Data excerpts:

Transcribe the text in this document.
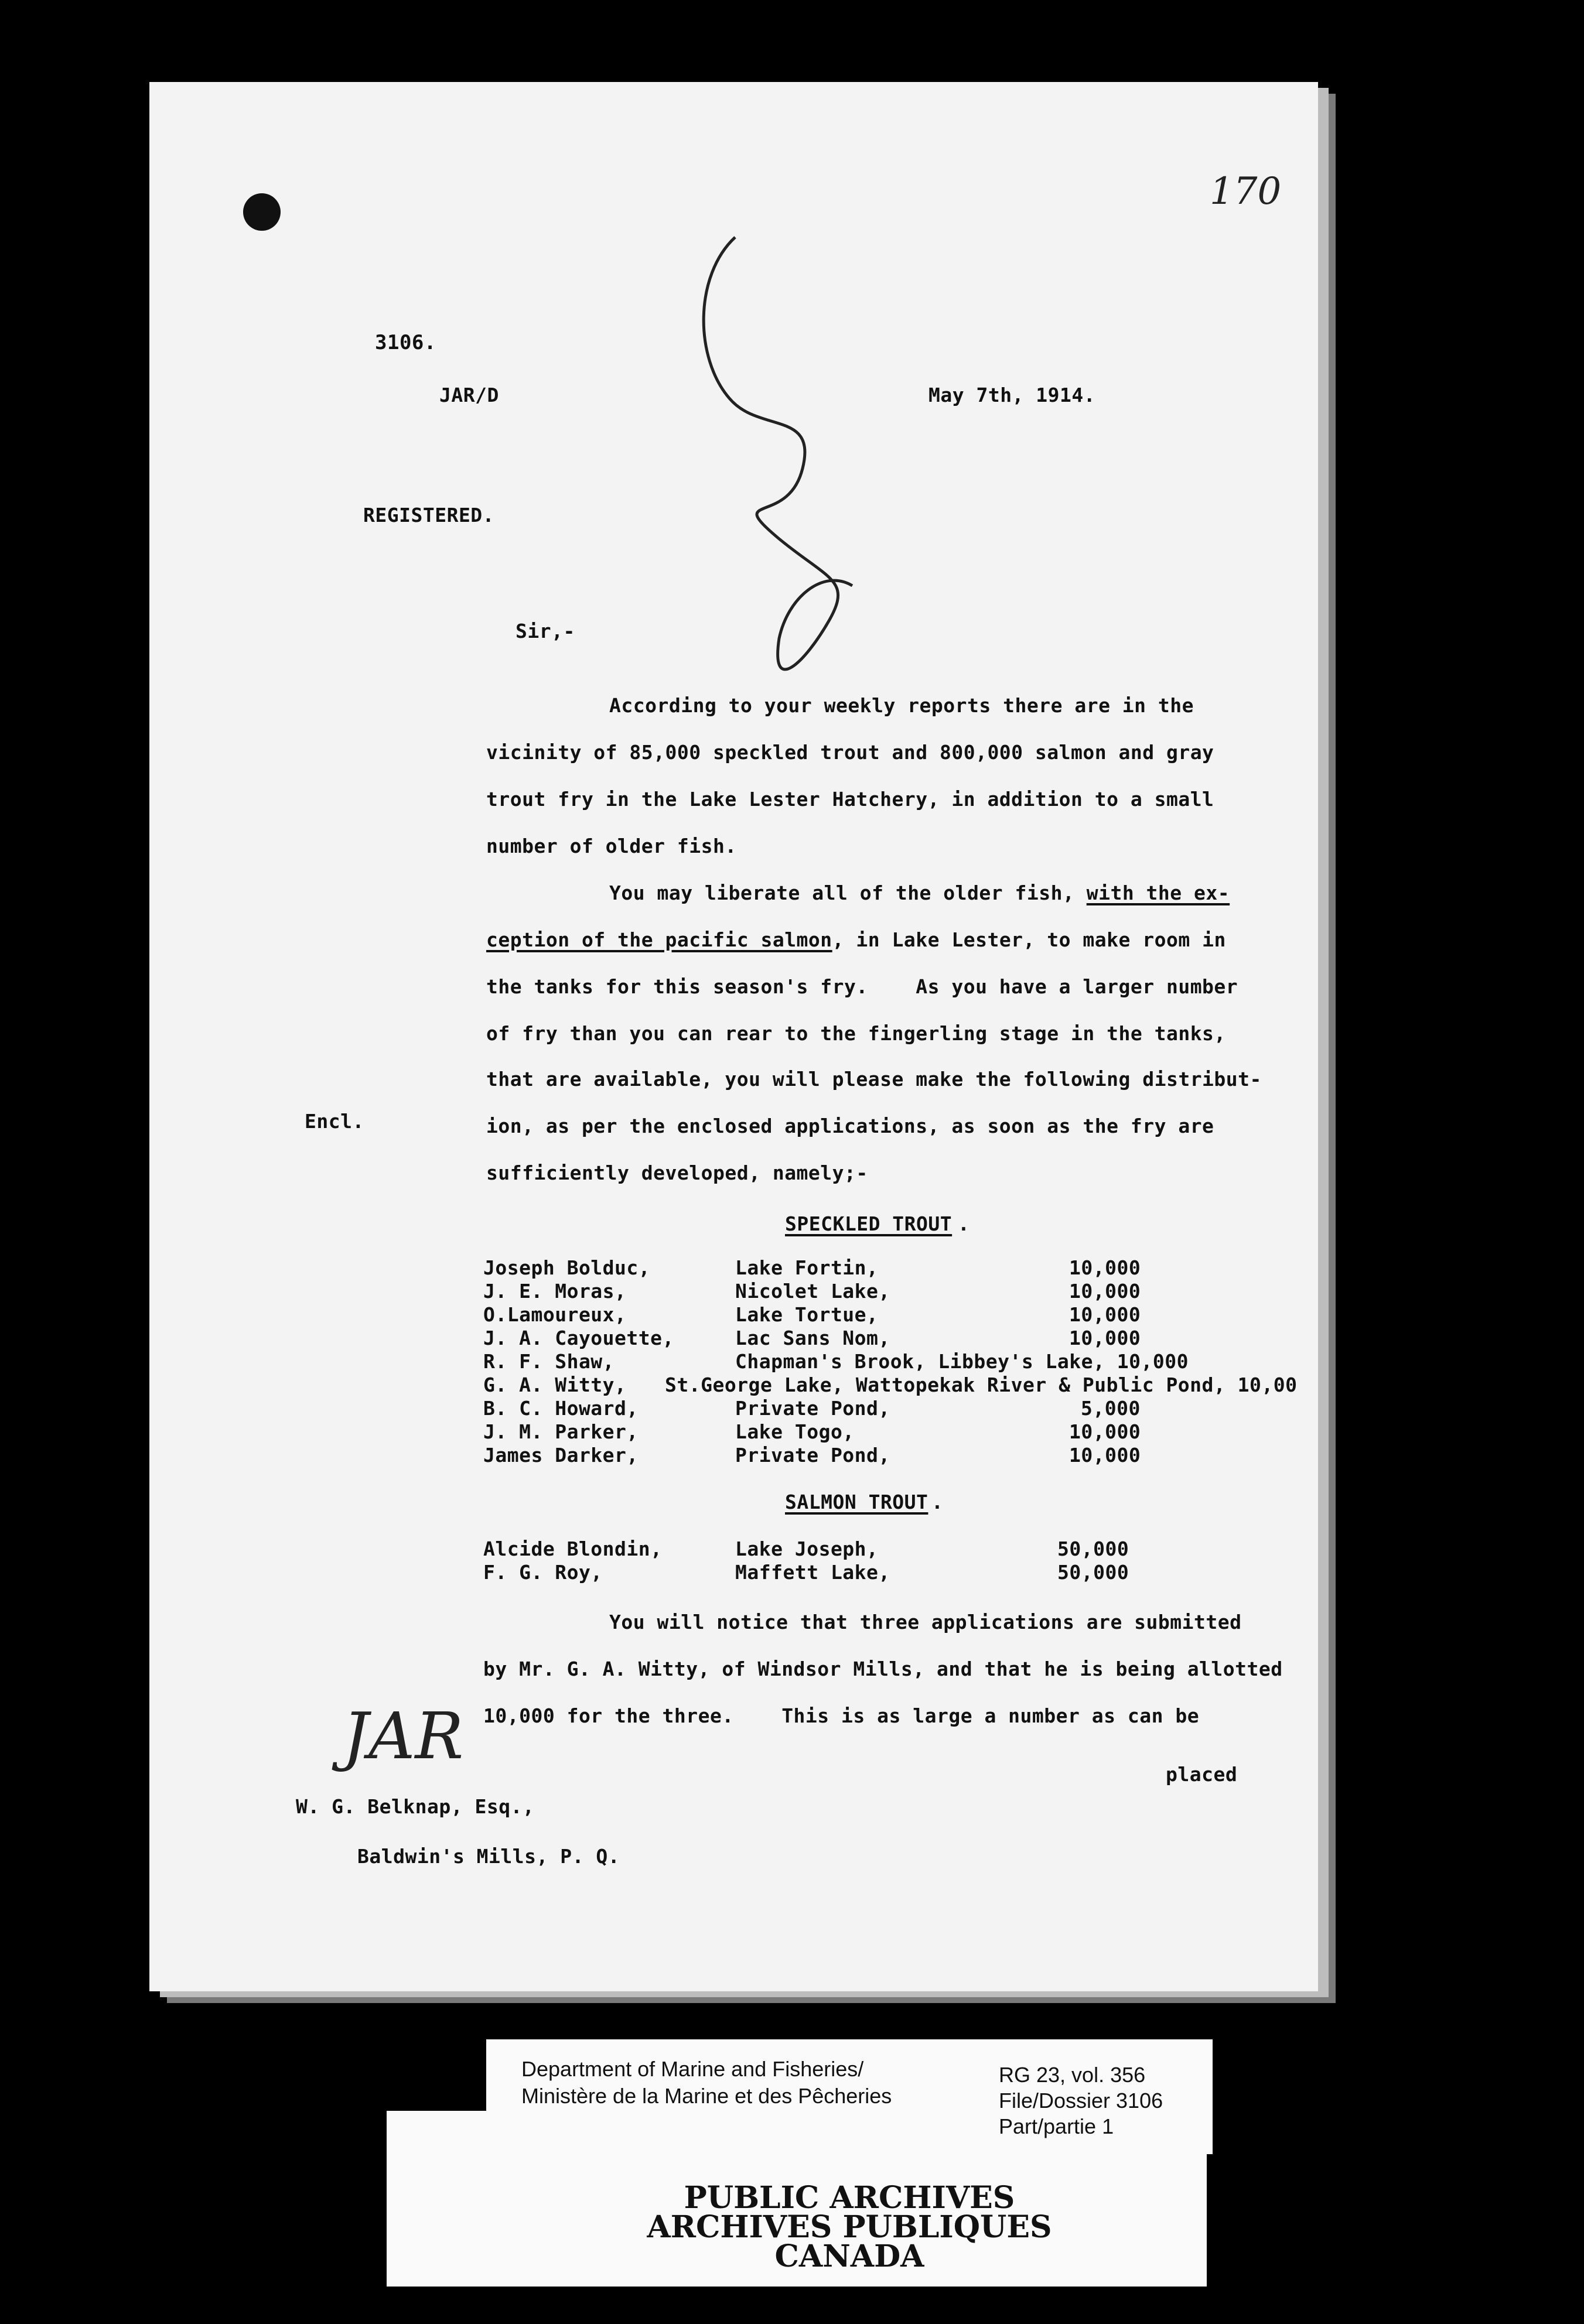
170
3106.
JAR/D	May 7th, 1914.
REGISTERED.
Sir,-
According to your weekly reports there are in the
vicinity of 85,000 speckled trout and 800,000 salmon and gray
trout fry in the Lake Lester Hatchery, in addition to a small
number of older fish.
You may liberate all of the older fish, with the ex-
ception of the pacific salmon, in Lake Lester, to make room in
the tanks for this season's fry.    As you have a larger number
of fry than you can rear to the fingerling stage in the tanks,
that are available, you will please make the following distribut-
ion, as per the enclosed applications, as soon as the fry are
sufficiently developed, namely;-
Encl.
SPECKLED TROUT .
Joseph Bolduc,	Lake Fortin,	10,000
J. E. Moras,	Nicolet Lake,	10,000
O.Lamoureux,	Lake Tortue,	10,000
J. A. Cayouette,	Lac Sans Nom,	10,000
R. F. Shaw,	Chapman's Brook, Libbey's Lake, 10,000
G. A. Witty, St.George Lake, Wattopekak River & Public Pond, 10,00
B. C. Howard,	Private Pond,	5,000
J. M. Parker,	Lake Togo,	10,000
James Darker,	Private Pond,	10,000
SALMON TROUT .
Alcide Blondin,	Lake Joseph,	50,000
F. G. Roy,	Maffett Lake,	50,000
You will notice that three applications are submitted
by Mr. G. A. Witty, of Windsor Mills, and that he is being allotted
10,000 for the three.    This is as large a number as can be
placed
JAR
W. G. Belknap, Esq.,
Baldwin's Mills, P. Q.
Department of Marine and Fisheries/
Ministère de la Marine et des Pêcheries
RG 23, vol. 356
File/Dossier 3106
Part/partie 1
PUBLIC ARCHIVES
ARCHIVES PUBLIQUES
CANADA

WHAT IS BEING ASKED: Restate every record exactly, please; do not copy the pictures.

PROBLEM SOLUTION:
Transcribe the text in this document.
170
3106.
JAR/D	May 7th, 1914.
REGISTERED.
Sir,-
According to your weekly reports there are in the
vicinity of 85,000 speckled trout and 800,000 salmon and gray
trout fry in the Lake Lester Hatchery, in addition to a small
number of older fish.
You may liberate all of the older fish, with the ex-
ception of the pacific salmon, in Lake Lester, to make room in
the tanks for this season's fry.    As you have a larger number
of fry than you can rear to the fingerling stage in the tanks,
that are available, you will please make the following distribut-
ion, as per the enclosed applications, as soon as the fry are
sufficiently developed, namely;-
Encl.
SPECKLED TROUT .
Joseph Bolduc,	Lake Fortin,	10,000
J. E. Moras,	Nicolet Lake,	10,000
O.Lamoureux,	Lake Tortue,	10,000
J. A. Cayouette,	Lac Sans Nom,	10,000
R. F. Shaw,	Chapman's Brook, Libbey's Lake, 10,000
G. A. Witty, St.George Lake, Wattopekak River & Public Pond, 10,00
B. C. Howard,	Private Pond,	5,000
J. M. Parker,	Lake Togo,	10,000
James Darker,	Private Pond,	10,000
SALMON TROUT .
Alcide Blondin,	Lake Joseph,	50,000
F. G. Roy,	Maffett Lake,	50,000
You will notice that three applications are submitted
by Mr. G. A. Witty, of Windsor Mills, and that he is being allotted
10,000 for the three.    This is as large a number as can be
placed
JAR
W. G. Belknap, Esq.,
Baldwin's Mills, P. Q.
Department of Marine and Fisheries/
Ministère de la Marine et des Pêcheries
RG 23, vol. 356
File/Dossier 3106
Part/partie 1
PUBLIC ARCHIVES
ARCHIVES PUBLIQUES
CANADA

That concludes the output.